_GIVEN TASK_
Check each line of the records below and collect those holding "Click".

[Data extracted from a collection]
::::::

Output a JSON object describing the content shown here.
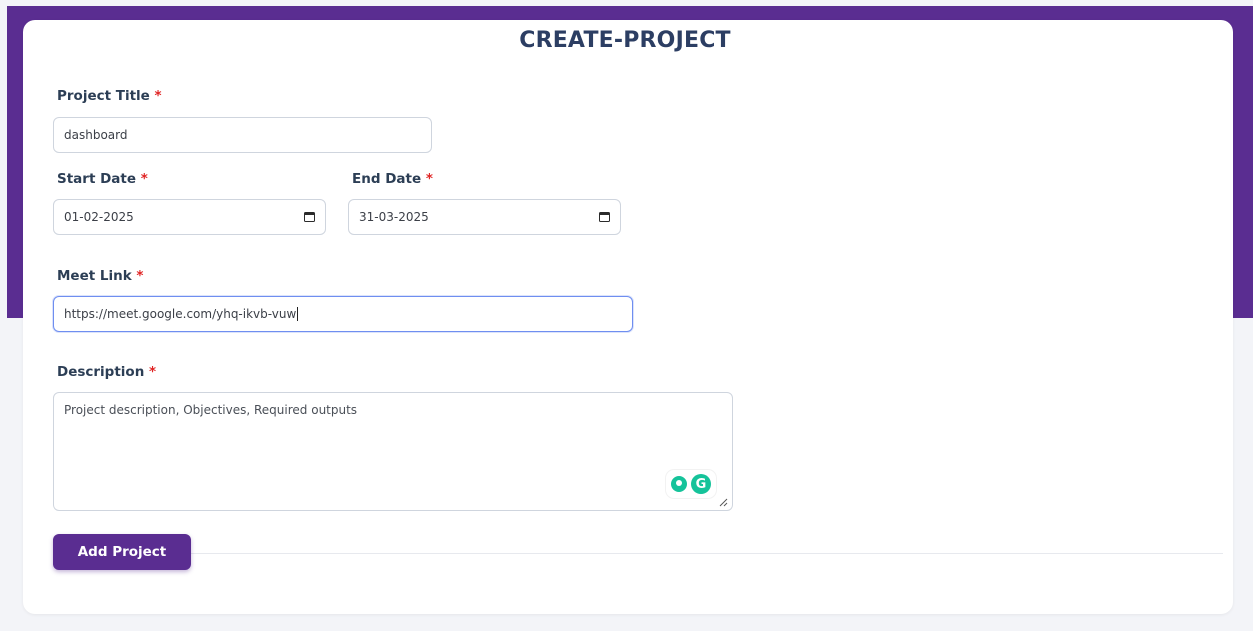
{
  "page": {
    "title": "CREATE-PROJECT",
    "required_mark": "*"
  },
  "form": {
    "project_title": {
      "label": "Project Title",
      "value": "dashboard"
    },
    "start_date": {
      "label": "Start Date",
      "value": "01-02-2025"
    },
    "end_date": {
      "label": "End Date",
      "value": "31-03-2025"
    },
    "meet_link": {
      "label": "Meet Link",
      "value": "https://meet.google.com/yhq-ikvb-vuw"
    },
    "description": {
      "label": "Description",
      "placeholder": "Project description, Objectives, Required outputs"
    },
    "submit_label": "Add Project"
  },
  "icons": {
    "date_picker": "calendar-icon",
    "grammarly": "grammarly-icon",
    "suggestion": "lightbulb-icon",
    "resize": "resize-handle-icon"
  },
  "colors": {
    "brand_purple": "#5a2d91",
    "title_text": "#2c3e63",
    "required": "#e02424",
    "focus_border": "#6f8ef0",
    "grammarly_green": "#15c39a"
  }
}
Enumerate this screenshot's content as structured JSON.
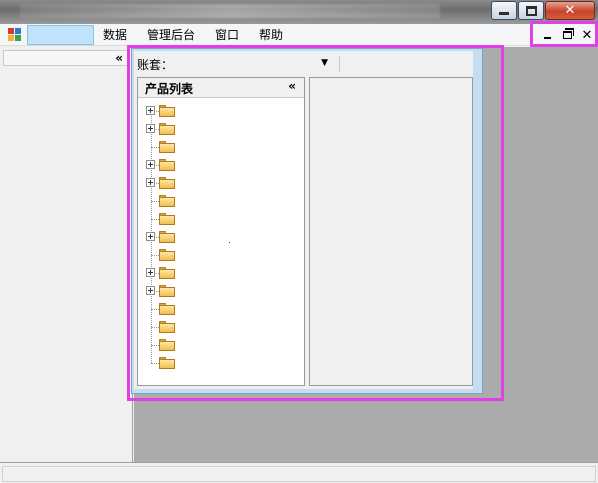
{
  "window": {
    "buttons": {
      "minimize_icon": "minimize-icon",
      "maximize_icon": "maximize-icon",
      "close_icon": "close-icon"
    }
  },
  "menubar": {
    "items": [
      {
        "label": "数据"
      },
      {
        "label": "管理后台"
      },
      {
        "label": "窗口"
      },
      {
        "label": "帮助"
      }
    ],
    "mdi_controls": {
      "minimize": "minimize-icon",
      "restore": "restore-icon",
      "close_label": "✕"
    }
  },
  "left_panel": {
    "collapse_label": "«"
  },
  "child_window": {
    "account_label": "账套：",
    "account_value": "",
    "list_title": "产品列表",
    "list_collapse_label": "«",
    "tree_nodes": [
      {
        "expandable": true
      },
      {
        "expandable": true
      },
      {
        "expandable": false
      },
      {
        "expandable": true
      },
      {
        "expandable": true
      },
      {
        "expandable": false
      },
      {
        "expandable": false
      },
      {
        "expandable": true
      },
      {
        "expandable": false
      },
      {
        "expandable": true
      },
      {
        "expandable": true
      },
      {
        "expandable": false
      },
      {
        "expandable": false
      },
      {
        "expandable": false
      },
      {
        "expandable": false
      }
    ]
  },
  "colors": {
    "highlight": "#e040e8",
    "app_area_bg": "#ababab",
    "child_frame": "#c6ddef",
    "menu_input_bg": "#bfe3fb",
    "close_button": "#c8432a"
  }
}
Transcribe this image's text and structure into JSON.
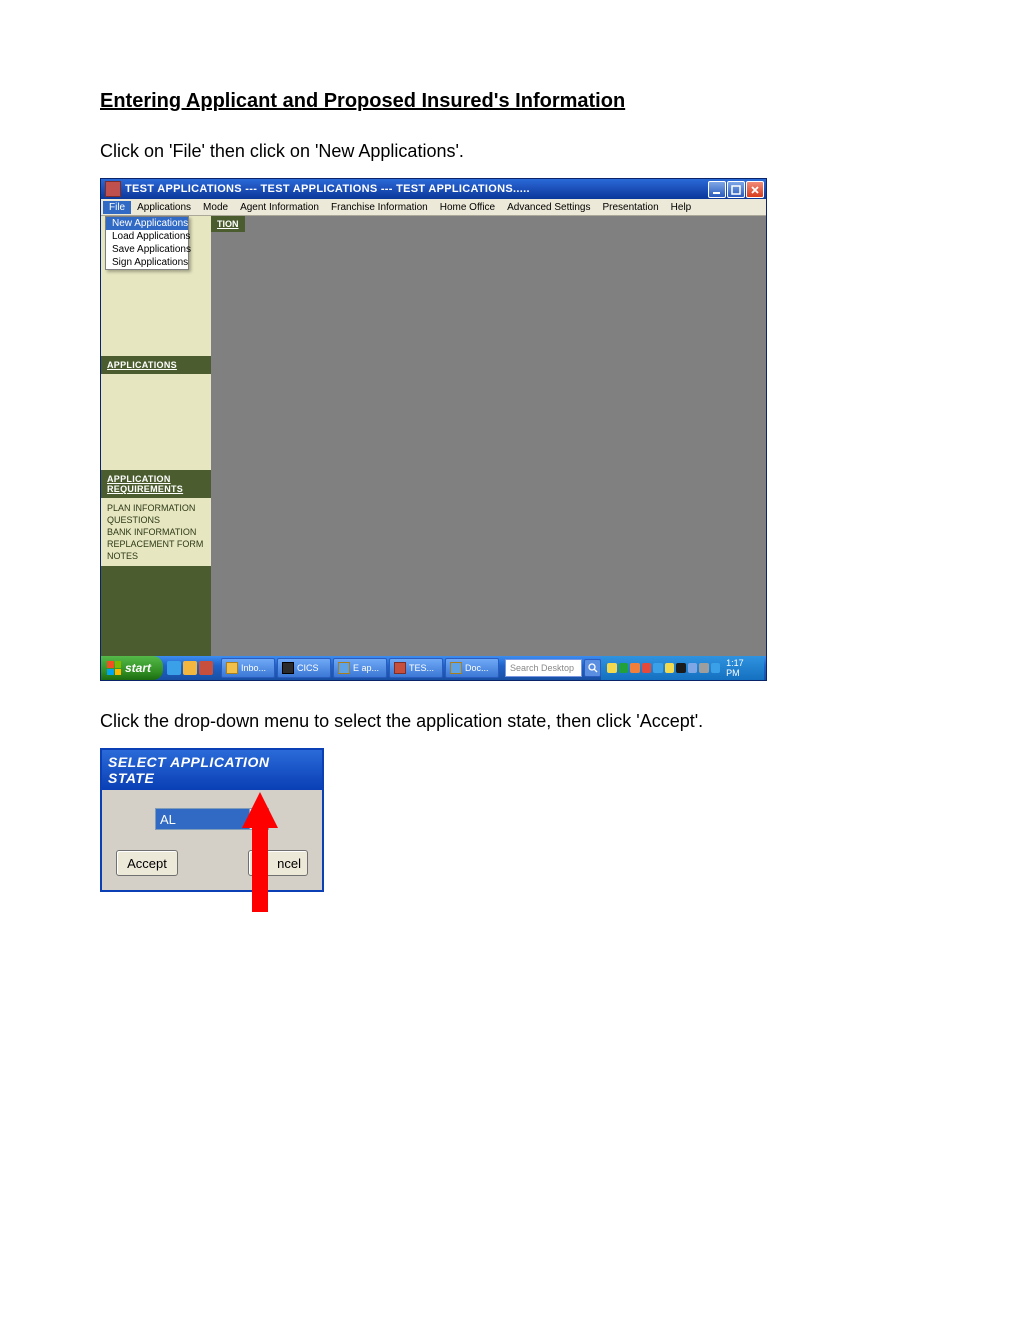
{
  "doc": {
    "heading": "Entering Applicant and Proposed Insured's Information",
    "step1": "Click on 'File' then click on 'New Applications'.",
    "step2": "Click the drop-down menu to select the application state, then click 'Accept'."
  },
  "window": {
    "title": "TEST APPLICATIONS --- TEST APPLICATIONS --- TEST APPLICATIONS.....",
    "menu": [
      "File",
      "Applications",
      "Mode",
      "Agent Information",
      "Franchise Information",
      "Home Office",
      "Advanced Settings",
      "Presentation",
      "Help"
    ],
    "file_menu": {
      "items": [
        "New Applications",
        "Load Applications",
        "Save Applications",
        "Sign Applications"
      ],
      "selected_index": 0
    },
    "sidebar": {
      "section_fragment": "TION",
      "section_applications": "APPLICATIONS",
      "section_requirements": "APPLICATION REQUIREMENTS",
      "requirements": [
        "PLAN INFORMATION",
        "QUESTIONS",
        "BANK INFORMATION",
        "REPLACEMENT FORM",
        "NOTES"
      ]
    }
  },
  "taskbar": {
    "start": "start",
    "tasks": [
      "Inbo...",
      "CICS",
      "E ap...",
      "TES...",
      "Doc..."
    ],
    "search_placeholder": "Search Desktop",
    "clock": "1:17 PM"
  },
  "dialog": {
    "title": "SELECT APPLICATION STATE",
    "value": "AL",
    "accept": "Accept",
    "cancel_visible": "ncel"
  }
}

::::::

_RESPONSE BELOW_
    "step1": "Click on 'File' then click on 'New Applications'.",
    "step2": "Click the drop-down menu to select the application state, then click 'Accept'."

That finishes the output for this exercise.